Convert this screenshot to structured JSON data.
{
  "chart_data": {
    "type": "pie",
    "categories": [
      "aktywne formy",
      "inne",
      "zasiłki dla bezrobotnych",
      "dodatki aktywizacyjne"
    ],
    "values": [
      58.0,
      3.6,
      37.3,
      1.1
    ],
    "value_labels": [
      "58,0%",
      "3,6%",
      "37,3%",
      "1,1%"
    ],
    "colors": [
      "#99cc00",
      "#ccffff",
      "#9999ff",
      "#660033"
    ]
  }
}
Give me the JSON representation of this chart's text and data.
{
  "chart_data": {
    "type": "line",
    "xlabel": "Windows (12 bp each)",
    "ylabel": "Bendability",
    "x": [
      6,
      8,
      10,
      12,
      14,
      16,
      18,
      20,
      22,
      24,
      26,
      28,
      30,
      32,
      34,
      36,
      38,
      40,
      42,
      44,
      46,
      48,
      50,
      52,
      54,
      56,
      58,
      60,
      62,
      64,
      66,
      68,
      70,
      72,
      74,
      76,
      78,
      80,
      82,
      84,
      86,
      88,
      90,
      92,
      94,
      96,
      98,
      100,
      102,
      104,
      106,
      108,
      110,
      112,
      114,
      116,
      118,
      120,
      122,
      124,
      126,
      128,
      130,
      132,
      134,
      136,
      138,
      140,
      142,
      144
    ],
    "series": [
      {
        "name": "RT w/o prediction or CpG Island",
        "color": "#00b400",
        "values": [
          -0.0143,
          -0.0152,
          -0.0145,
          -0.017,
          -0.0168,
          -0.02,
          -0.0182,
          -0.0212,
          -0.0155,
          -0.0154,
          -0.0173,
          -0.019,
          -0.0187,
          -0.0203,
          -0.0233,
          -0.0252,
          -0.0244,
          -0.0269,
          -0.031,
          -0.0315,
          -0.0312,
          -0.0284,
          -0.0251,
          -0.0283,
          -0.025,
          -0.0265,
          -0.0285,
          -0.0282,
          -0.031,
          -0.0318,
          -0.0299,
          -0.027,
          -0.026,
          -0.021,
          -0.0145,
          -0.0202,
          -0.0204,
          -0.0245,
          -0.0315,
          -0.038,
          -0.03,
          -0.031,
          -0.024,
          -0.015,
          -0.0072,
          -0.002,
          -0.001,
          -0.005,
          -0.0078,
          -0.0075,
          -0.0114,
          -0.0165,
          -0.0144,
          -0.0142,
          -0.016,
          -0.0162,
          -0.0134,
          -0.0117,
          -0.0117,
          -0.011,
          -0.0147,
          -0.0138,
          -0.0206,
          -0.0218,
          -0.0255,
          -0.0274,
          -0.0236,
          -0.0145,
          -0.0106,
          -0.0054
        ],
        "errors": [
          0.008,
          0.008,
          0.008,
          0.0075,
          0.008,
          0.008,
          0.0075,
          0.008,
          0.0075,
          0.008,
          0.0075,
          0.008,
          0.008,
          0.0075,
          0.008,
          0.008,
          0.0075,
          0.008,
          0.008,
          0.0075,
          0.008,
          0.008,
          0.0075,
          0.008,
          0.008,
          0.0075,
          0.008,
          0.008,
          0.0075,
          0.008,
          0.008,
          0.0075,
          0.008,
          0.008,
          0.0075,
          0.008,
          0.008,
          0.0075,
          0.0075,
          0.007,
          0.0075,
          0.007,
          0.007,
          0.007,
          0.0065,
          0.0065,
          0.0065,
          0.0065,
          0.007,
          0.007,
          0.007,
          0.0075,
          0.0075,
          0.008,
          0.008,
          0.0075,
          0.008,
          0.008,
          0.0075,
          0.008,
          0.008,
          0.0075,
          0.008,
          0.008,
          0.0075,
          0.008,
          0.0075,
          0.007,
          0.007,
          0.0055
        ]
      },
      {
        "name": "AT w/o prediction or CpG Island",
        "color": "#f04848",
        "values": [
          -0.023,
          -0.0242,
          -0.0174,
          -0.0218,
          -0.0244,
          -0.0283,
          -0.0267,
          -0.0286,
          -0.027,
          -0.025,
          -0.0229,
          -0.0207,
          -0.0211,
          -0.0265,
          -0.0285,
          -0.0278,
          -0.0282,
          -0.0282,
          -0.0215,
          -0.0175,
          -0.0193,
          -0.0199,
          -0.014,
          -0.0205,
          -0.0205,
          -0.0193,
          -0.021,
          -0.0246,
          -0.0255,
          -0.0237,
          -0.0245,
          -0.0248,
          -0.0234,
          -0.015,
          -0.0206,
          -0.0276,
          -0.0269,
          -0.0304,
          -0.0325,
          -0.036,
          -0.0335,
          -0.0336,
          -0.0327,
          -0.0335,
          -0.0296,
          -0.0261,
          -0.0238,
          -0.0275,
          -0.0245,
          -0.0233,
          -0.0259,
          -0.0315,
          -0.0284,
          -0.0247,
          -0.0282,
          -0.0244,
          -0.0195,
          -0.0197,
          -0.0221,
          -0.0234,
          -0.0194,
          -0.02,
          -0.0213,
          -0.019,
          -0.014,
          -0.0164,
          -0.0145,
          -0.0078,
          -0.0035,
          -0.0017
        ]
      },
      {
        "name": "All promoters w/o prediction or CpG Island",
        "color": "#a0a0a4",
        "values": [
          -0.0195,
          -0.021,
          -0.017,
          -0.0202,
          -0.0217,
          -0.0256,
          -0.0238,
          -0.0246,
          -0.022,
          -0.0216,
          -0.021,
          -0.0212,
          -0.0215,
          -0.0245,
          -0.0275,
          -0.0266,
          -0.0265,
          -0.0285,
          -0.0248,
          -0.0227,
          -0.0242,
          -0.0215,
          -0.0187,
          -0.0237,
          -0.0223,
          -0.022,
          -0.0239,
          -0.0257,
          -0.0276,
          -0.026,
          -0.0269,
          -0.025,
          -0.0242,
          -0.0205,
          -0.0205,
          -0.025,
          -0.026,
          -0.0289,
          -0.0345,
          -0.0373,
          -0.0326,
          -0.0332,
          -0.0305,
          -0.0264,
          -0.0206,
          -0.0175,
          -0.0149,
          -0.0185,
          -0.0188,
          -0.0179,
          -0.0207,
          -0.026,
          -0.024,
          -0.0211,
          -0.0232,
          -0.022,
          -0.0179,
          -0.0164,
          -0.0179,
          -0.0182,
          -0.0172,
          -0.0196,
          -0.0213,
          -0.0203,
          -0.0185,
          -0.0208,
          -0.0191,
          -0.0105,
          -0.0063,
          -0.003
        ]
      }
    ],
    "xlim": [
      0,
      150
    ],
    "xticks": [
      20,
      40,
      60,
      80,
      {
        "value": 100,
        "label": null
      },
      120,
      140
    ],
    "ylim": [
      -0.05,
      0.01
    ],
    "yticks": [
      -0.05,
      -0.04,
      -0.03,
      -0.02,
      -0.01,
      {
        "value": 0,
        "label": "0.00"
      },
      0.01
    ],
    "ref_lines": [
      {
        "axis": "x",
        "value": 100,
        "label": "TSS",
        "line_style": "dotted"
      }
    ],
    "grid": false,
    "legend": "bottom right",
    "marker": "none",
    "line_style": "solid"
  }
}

────────────────────

**Prompt**: Show all lines above holding "this".

**Complete response**:
Convert this screenshot to structured JSON data.
Give me the JSON representation of this chart's text and data.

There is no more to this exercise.